Cooper TC; Sheehy JW; Sanders C
Cincinnati, OH: U.S. Department of Health and Human Services, Public Health Service, Centers for Disease Control, National Institute for Occupational Safety and Health, ECTB 172-12a, 1991 Jul; :1-20
A study was made to document and evaluate effective techniques for the control of potential health hazards at Sims Radiator Repair Shop, Chamblee, Georgia. This radiator shop repaired automotive and small truck radiators. In July of 1990 the two radiator repair workstations were moved to the south wall of the shop and a ventilation booth was build to enclose them. The booth measured 4 feet deep by 11.3 feet wide by 9.3 feet high. Air was exhausted from the booth directly to the outside. There were no air cleaning devices on the exhaust stream. A fan produced an average airflow of 250 feet per minute (fpm) through the enclosure opening. NIOSH researchers modified the booth by placing a sheet of plastic across the bottom 3.6 feet of the front opening, reducing the height of the opening to 3.75 feet and increasing the face velocity through the opening by about 75fpm to 260fpm. The control booth cost about 1,100 dollars per workstation to construct and make operational. The average time weighted average lead (7439921) concentration prior to installing the control booth was 98 micrograms/cubic meter in 1989. After the control booth was installed this level dropped to 13 micrograms/cubic meter, a 87% reduction. This affordable ventilation control system could be used by most radiator repair shops, but is recommended primarily for locations where the winters are relatively mild. The high volume of air exhausted requires large amounts of heated make up air in the winter months which could be costly.

Exercises to complete —
**A.** In the radiator shop study, what did the control booth cost per workstation to build and make operational?
**B.** Shorten the paragraph of the radiator shop study that begins "A study was made to document" into a bulleted list that keeps its main facts.

Input data —

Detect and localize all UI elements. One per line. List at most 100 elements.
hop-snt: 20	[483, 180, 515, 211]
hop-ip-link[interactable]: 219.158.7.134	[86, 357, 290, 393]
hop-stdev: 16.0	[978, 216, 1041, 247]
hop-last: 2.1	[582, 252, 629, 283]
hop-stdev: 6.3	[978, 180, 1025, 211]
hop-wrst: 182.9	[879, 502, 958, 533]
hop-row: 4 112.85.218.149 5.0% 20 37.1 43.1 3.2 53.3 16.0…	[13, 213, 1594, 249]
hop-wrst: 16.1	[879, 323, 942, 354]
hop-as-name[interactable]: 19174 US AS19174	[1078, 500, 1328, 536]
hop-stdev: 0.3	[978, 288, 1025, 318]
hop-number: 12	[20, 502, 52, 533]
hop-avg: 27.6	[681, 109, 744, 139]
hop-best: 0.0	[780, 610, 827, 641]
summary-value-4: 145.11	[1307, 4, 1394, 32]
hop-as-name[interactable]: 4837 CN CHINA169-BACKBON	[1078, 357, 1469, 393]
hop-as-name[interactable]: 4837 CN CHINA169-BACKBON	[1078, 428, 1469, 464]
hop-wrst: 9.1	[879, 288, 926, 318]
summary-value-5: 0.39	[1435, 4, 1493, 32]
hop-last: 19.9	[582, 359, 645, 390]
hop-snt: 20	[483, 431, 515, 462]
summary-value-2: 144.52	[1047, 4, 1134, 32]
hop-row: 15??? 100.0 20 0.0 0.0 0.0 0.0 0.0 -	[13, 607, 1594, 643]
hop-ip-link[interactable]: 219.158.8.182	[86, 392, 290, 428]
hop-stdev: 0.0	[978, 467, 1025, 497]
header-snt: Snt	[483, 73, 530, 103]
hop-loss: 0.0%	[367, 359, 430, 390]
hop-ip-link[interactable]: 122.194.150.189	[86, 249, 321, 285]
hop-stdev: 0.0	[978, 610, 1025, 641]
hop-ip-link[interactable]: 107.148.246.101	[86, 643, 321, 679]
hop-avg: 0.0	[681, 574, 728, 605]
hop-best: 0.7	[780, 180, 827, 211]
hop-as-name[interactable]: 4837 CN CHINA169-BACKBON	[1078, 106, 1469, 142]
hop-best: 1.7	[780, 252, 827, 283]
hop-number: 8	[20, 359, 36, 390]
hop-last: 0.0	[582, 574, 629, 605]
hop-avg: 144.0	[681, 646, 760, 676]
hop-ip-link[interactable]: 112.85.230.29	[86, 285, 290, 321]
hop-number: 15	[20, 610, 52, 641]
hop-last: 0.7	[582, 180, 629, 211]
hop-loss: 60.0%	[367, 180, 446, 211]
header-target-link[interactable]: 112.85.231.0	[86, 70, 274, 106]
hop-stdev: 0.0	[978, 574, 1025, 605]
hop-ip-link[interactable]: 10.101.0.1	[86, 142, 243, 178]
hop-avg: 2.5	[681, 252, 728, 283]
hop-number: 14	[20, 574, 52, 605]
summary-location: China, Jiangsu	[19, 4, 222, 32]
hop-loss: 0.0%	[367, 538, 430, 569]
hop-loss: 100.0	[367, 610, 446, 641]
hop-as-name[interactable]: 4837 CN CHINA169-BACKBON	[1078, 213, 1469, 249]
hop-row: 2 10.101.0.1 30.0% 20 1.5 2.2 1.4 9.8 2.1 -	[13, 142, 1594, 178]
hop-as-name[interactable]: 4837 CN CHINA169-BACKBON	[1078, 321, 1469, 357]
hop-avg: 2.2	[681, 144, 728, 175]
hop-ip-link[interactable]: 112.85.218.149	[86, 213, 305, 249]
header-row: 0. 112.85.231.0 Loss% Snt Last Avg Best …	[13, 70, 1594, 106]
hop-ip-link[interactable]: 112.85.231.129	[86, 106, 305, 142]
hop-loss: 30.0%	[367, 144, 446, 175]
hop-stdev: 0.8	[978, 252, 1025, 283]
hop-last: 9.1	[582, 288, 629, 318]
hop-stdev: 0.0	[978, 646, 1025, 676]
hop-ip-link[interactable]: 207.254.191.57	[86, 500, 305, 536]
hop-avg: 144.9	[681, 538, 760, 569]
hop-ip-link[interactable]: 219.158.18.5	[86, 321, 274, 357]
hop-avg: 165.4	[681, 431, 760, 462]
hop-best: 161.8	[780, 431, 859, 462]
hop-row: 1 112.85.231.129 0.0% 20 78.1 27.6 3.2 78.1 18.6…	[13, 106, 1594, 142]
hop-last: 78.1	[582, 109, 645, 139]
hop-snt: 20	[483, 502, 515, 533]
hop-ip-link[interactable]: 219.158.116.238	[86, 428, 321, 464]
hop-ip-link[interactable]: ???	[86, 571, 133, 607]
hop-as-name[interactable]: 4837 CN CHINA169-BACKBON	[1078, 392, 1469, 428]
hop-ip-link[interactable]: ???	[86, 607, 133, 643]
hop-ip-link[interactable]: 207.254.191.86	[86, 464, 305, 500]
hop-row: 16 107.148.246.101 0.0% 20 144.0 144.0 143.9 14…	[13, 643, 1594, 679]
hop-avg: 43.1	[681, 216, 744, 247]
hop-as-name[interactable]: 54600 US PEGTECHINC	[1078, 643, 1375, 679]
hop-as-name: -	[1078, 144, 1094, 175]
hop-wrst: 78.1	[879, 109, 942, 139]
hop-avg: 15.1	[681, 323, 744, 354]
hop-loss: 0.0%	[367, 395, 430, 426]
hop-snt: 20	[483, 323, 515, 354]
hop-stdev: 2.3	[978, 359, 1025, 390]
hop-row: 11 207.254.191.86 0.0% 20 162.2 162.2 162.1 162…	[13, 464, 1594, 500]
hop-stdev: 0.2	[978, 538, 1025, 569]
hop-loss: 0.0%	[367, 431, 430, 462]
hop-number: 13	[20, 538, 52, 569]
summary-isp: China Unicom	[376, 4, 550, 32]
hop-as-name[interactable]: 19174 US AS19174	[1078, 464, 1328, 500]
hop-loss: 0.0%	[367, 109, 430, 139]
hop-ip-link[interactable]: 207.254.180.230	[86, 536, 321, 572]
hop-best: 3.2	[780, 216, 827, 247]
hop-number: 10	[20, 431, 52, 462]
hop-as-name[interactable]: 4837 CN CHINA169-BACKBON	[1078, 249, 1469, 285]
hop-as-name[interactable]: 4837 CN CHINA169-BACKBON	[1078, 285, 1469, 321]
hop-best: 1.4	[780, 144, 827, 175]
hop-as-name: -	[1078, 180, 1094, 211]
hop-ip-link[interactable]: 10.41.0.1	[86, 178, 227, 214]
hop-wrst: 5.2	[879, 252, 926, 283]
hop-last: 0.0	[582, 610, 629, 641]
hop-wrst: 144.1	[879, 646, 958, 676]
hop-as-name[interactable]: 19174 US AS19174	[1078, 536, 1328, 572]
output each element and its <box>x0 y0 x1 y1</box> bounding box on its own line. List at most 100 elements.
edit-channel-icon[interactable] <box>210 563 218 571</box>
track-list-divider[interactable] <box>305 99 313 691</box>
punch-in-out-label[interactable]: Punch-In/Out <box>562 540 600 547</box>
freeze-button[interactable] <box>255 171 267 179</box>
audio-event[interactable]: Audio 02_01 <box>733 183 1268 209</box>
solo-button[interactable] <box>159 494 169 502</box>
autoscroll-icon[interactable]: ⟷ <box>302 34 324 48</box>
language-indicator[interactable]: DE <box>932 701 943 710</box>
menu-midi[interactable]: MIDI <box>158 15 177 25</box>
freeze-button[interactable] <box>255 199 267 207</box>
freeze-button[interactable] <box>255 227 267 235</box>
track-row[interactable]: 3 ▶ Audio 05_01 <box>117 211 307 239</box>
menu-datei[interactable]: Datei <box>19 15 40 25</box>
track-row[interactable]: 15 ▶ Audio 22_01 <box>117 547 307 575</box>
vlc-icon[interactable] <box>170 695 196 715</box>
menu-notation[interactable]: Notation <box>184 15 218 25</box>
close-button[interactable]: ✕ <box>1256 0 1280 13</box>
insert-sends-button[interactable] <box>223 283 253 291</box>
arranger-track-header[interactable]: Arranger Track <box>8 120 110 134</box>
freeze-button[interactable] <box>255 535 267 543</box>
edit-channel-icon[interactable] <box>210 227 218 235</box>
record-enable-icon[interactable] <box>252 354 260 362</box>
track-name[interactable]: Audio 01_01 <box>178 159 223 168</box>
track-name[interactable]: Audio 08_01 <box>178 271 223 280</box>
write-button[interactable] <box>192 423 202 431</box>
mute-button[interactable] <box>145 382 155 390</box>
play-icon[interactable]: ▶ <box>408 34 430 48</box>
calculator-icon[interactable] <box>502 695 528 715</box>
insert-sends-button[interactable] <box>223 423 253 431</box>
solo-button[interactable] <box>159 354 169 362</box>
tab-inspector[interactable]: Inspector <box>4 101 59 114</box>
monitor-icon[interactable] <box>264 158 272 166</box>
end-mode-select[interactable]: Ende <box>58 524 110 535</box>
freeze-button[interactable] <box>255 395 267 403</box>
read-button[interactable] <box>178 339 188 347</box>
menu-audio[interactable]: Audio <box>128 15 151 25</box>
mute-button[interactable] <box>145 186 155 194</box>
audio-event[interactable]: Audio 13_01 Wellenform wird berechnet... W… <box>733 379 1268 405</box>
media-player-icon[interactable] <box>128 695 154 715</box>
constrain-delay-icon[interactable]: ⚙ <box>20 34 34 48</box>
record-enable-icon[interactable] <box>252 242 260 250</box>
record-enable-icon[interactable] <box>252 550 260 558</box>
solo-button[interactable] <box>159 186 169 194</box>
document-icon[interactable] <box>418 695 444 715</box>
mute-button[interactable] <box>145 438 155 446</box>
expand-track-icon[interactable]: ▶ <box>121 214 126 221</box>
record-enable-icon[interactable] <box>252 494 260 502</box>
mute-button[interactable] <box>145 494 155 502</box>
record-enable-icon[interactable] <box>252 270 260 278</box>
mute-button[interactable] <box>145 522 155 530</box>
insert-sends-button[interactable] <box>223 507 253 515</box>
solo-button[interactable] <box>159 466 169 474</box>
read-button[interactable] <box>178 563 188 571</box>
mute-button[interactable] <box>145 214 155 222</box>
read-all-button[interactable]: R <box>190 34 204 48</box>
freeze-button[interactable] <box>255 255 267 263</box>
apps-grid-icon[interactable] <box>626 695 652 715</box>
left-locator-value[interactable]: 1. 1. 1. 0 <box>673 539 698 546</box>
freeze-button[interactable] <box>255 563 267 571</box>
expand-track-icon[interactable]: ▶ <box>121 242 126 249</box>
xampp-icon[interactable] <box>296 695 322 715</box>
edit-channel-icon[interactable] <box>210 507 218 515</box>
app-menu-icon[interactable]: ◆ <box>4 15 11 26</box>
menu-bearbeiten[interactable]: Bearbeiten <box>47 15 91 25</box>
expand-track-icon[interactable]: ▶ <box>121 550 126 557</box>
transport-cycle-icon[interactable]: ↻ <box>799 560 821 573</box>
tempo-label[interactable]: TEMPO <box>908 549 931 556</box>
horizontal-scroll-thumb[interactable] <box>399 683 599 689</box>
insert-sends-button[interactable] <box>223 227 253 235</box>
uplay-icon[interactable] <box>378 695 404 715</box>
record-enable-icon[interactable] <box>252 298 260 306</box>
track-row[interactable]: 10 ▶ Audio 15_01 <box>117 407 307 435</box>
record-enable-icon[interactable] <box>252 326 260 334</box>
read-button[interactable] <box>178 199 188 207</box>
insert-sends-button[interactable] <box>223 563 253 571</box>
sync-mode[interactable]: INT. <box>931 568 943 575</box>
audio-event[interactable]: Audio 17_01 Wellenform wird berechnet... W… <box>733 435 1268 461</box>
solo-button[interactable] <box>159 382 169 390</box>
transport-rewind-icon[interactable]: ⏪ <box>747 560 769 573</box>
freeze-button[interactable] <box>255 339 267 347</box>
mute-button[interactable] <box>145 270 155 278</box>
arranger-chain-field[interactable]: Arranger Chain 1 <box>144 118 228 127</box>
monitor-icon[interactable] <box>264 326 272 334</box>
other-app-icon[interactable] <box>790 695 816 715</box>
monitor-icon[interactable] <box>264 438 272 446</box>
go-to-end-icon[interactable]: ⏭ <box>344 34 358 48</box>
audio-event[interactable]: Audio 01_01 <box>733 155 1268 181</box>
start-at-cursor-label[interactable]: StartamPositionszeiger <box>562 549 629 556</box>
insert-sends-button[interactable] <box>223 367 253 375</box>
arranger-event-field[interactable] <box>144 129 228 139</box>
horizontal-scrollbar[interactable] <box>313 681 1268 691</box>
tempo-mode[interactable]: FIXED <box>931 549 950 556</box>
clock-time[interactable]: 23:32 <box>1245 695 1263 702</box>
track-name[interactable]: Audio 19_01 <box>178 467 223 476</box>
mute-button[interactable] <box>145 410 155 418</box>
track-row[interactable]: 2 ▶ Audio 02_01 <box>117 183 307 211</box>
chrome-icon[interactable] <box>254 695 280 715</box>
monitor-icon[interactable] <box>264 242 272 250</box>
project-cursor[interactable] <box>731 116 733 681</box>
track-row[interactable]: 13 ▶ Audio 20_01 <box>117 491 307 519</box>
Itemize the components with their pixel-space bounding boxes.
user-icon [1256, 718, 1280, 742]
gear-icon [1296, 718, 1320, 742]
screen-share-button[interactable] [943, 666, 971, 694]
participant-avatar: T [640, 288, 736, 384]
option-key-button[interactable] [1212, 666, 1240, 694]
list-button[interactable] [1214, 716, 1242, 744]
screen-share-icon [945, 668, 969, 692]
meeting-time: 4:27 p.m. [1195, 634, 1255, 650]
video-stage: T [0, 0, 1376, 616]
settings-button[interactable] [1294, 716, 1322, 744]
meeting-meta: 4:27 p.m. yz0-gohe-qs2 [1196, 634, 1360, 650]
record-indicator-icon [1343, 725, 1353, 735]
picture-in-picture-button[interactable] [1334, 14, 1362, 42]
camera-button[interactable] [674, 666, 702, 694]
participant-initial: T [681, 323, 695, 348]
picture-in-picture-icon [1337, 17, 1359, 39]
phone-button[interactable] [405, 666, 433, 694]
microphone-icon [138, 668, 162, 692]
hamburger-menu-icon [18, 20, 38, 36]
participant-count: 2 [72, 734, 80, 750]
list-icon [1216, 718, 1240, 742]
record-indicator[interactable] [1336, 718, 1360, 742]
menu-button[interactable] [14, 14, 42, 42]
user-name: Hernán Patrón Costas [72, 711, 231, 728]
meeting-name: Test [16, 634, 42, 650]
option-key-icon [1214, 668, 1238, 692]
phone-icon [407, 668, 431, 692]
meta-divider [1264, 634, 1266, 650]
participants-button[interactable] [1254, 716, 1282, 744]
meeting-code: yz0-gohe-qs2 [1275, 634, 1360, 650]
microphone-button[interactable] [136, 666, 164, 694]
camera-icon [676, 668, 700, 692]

Answers in order —
**A.** About 1,100 dollars per workstation.

**B.**
- Purpose: to document and evaluate effective techniques for controlling potential health hazards at Sims Radiator Repair Shop in Chamblee, Georgia, which repaired automotive and small truck radiators.
- In July 1990, the shop's two radiator repair workstations were moved to the south wall and enclosed in a ventilation booth measuring 4 feet deep, 11.3 feet wide and 9.3 feet high.
- Air from the booth was exhausted directly outside with no air cleaning devices. A fan produced an average airflow of 250 fpm through the opening.
- NIOSH researchers placed a plastic sheet across the bottom of the front opening. This reduced the height of the opening and increased the face velocity.
- The booth cost about 1,100 dollars per workstation.
- Average time weighted average lead concentration fell from 98 micrograms/cubic meter in 1989 to 13 micrograms/cubic meter after installation, an 87% reduction.
- Most radiator repair shops could use the system, but it is recommended mainly where winters are relatively mild. In winter, heating the large volume of make up air could be costly.